• _STATED PROBLEM_
Below are the records; reproduce all of them exactly but without any images.

Items from a dataset
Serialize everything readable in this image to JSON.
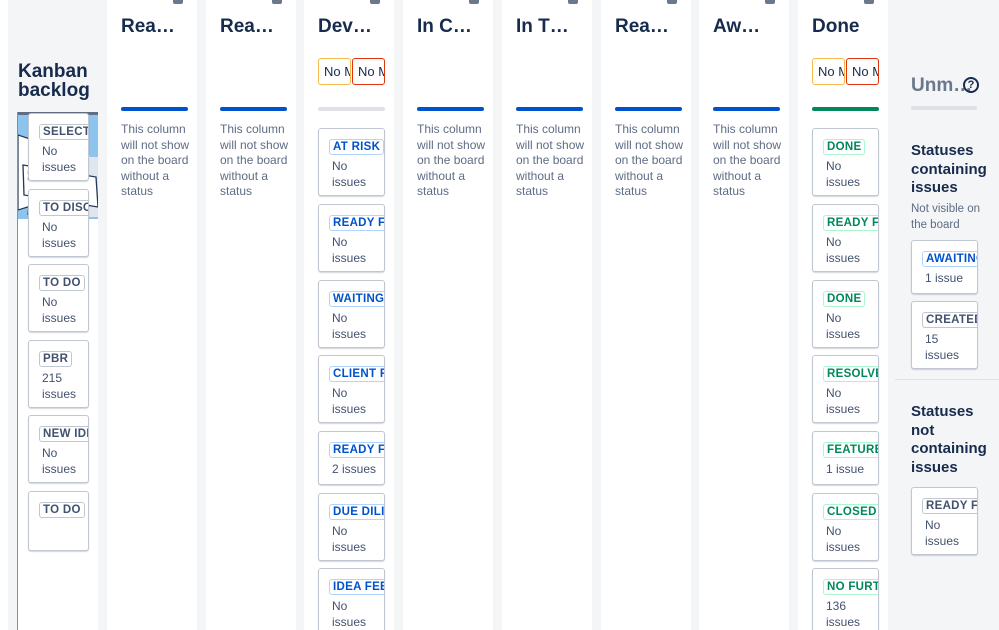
{
  "backlog": {
    "title": "Kanban backlog",
    "cards": [
      {
        "status": "SELECTED FOR DEVELOPMENT",
        "count": "No issues"
      },
      {
        "status": "TO DISCUSS",
        "count": "No issues"
      },
      {
        "status": "TO DO",
        "count": "No issues"
      },
      {
        "status": "PBR",
        "count": "215 issues"
      },
      {
        "status": "NEW IDEA",
        "count": "No issues"
      },
      {
        "status": "TO DO",
        "count": ""
      }
    ]
  },
  "no_status_text": "This column will not show on the board without a status",
  "columns": [
    {
      "title": "Rea…"
    },
    {
      "title": "Rea…"
    },
    {
      "title": "Dev…",
      "min_label": "No Min",
      "max_label": "No Max",
      "cards": [
        {
          "status": "AT RISK",
          "count": "No issues"
        },
        {
          "status": "READY FOR DEV",
          "count": "No issues"
        },
        {
          "status": "WAITING",
          "count": "No issues"
        },
        {
          "status": "CLIENT REVIEW",
          "count": "No issues"
        },
        {
          "status": "READY FOR QA",
          "count": "2 issues"
        },
        {
          "status": "DUE DILIGENCE",
          "count": "No issues"
        },
        {
          "status": "IDEA FEEDBACK",
          "count": "No issues"
        }
      ]
    },
    {
      "title": "In C…"
    },
    {
      "title": "In T…"
    },
    {
      "title": "Rea…"
    },
    {
      "title": "Aw…"
    },
    {
      "title": "Done",
      "min_label": "No Min",
      "max_label": "No Max",
      "cards": [
        {
          "status": "DONE",
          "count": "No issues"
        },
        {
          "status": "READY FOR RELEASE",
          "count": "No issues"
        },
        {
          "status": "DONE",
          "count": "No issues"
        },
        {
          "status": "RESOLVED",
          "count": "No issues"
        },
        {
          "status": "FEATURE REQUEST",
          "count": "1 issue"
        },
        {
          "status": "CLOSED",
          "count": "No issues"
        },
        {
          "status": "NO FURTHER ACTION",
          "count": "136 issues"
        }
      ]
    }
  ],
  "unmapped": {
    "title": "Unm…",
    "containing_heading": "Statuses containing issues",
    "containing_sub": "Not visible on the board",
    "containing_cards": [
      {
        "status": "AWAITING",
        "count": "1 issue"
      },
      {
        "status": "CREATED",
        "count": "15 issues"
      }
    ],
    "not_containing_heading": "Statuses not containing issues",
    "not_containing_cards": [
      {
        "status": "READY FOR",
        "count": "No issues"
      }
    ]
  },
  "colors": {
    "todo_bar": "#dfe1e6",
    "inprogress_bar": "#0052cc",
    "done_bar": "#00875a"
  }
}
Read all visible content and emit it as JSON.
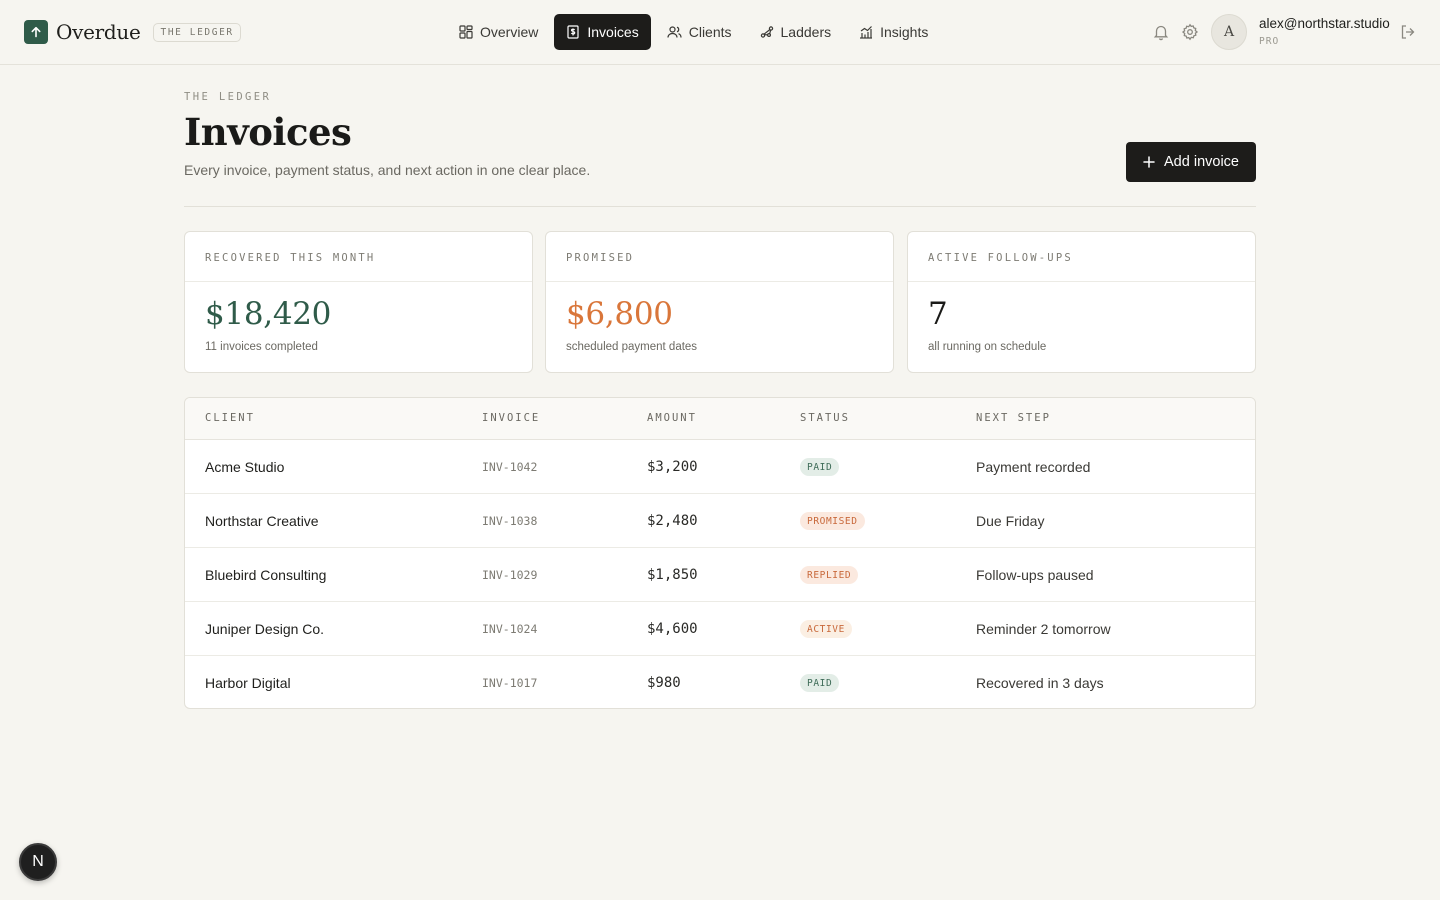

• _COMPLETE OUTPUT_
Serialize everything readable in this image to JSON.
{
  "backlog": {
    "title": "Kanban backlog",
    "cards": [
      {
        "status": "SELECTED FOR DEVELOPMENT",
        "count": "No issues"
      },
      {
        "status": "TO DISCUSS",
        "count": "No issues"
      },
      {
        "status": "TO DO",
        "count": "No issues"
      },
      {
        "status": "PBR",
        "count": "215 issues"
      },
      {
        "status": "NEW IDEA",
        "count": "No issues"
      },
      {
        "status": "TO DO",
        "count": ""
      }
    ]
  },
  "no_status_text": "This column will not show on the board without a status",
  "columns": [
    {
      "title": "Rea…"
    },
    {
      "title": "Rea…"
    },
    {
      "title": "Dev…",
      "min_label": "No Min",
      "max_label": "No Max",
      "cards": [
        {
          "status": "AT RISK",
          "count": "No issues"
        },
        {
          "status": "READY FOR DEV",
          "count": "No issues"
        },
        {
          "status": "WAITING",
          "count": "No issues"
        },
        {
          "status": "CLIENT REVIEW",
          "count": "No issues"
        },
        {
          "status": "READY FOR QA",
          "count": "2 issues"
        },
        {
          "status": "DUE DILIGENCE",
          "count": "No issues"
        },
        {
          "status": "IDEA FEEDBACK",
          "count": "No issues"
        }
      ]
    },
    {
      "title": "In C…"
    },
    {
      "title": "In T…"
    },
    {
      "title": "Rea…"
    },
    {
      "title": "Aw…"
    },
    {
      "title": "Done",
      "min_label": "No Min",
      "max_label": "No Max",
      "cards": [
        {
          "status": "DONE",
          "count": "No issues"
        },
        {
          "status": "READY FOR RELEASE",
          "count": "No issues"
        },
        {
          "status": "DONE",
          "count": "No issues"
        },
        {
          "status": "RESOLVED",
          "count": "No issues"
        },
        {
          "status": "FEATURE REQUEST",
          "count": "1 issue"
        },
        {
          "status": "CLOSED",
          "count": "No issues"
        },
        {
          "status": "NO FURTHER ACTION",
          "count": "136 issues"
        }
      ]
    }
  ],
  "unmapped": {
    "title": "Unm…",
    "containing_heading": "Statuses containing issues",
    "containing_sub": "Not visible on the board",
    "containing_cards": [
      {
        "status": "AWAITING",
        "count": "1 issue"
      },
      {
        "status": "CREATED",
        "count": "15 issues"
      }
    ],
    "not_containing_heading": "Statuses not containing issues",
    "not_containing_cards": [
      {
        "status": "READY FOR",
        "count": "No issues"
      }
    ]
  },
  "colors": {
    "todo_bar": "#dfe1e6",
    "inprogress_bar": "#0052cc",
    "done_bar": "#00875a"
  }
}
Read all visible content and emit it as JSON.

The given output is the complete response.